[Data in this exercise start]

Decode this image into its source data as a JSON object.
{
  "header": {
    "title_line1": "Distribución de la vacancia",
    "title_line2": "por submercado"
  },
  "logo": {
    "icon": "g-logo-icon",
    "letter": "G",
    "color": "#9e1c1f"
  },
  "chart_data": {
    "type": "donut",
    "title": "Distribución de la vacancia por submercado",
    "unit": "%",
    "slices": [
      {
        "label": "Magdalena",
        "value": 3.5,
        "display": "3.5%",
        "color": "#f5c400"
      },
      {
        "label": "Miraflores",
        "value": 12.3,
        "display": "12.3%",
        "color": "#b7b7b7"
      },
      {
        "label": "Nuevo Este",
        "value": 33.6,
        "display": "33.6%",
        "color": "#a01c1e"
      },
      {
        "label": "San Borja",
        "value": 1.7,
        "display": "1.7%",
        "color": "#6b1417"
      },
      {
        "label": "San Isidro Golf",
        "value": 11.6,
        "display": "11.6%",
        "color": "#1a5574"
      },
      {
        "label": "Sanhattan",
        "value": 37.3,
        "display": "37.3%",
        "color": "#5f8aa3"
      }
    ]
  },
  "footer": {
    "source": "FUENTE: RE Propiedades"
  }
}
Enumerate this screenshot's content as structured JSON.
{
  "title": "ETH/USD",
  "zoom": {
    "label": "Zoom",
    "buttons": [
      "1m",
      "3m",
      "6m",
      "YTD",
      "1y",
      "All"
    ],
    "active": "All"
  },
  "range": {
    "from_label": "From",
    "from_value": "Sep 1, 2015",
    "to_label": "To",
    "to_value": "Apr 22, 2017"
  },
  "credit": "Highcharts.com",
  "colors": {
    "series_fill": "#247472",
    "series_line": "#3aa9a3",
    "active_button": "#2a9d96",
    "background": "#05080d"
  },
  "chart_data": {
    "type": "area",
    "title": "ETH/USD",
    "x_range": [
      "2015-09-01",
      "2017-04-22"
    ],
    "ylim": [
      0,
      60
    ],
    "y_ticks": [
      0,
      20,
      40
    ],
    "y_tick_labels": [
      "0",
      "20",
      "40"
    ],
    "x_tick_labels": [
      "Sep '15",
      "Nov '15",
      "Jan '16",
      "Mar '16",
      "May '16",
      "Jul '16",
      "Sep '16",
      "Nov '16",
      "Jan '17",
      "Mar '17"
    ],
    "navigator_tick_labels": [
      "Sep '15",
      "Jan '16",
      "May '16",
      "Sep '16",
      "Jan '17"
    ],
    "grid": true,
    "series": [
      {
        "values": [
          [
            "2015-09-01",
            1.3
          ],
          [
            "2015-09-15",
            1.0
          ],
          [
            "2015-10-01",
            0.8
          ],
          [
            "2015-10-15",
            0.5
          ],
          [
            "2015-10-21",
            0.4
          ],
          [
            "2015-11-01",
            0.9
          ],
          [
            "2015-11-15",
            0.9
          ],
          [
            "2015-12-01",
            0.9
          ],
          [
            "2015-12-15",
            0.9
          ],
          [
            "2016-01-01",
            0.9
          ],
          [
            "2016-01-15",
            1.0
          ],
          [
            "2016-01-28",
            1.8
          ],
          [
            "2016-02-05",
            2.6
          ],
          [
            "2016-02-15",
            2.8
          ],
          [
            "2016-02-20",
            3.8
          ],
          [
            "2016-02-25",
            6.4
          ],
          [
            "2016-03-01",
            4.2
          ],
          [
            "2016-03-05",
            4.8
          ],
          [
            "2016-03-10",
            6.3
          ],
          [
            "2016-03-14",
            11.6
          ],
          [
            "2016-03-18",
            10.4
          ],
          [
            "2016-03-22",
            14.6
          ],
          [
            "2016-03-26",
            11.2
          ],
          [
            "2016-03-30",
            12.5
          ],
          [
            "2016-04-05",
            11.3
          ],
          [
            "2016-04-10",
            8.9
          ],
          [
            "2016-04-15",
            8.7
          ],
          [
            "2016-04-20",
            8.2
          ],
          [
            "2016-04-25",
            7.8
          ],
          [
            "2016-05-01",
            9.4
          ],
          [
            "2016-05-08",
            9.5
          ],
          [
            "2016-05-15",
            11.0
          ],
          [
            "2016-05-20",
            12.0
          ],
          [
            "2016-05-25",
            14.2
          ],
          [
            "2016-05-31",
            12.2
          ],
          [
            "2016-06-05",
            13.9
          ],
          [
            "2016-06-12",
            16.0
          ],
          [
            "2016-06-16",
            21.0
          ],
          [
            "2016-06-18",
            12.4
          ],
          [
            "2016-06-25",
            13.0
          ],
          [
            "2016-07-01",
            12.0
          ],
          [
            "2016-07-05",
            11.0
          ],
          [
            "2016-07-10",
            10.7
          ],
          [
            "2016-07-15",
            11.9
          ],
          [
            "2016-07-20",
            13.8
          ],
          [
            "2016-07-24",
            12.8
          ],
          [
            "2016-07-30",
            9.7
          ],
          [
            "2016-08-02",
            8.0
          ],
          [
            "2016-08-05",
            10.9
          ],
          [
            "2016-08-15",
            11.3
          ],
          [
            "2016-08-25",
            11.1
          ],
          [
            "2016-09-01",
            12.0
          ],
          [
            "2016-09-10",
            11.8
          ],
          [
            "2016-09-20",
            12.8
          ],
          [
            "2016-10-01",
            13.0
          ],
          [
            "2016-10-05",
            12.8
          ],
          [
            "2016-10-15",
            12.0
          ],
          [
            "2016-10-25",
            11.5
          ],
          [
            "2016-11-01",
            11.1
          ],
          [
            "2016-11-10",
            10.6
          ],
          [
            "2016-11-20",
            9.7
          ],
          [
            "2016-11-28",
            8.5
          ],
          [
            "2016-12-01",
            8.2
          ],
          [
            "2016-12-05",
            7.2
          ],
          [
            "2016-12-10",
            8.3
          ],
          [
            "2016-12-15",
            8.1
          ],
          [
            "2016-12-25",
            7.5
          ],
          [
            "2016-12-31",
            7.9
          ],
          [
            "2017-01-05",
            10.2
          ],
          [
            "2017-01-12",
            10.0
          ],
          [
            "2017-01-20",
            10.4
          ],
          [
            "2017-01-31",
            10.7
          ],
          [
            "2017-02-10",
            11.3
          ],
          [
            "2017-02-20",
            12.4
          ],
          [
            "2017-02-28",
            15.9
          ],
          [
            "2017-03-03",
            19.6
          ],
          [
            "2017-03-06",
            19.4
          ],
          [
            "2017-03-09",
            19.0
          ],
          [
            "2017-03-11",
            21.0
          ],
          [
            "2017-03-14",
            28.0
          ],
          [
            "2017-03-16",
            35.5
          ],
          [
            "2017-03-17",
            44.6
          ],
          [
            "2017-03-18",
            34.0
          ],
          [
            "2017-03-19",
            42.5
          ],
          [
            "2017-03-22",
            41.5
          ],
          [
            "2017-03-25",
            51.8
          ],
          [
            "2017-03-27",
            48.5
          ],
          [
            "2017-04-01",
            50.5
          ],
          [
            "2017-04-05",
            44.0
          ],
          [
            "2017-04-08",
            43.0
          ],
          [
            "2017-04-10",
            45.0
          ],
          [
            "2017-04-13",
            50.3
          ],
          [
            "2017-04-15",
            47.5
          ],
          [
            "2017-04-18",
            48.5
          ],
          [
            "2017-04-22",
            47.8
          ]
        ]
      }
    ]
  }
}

[Data in this exercise end]

__Written exercise__
Reproduce each line from the records that contains the word "source".

__Response to this exercise__
Decode this image into its source data as a JSON object.
    "source": "FUENTE: RE Propiedades"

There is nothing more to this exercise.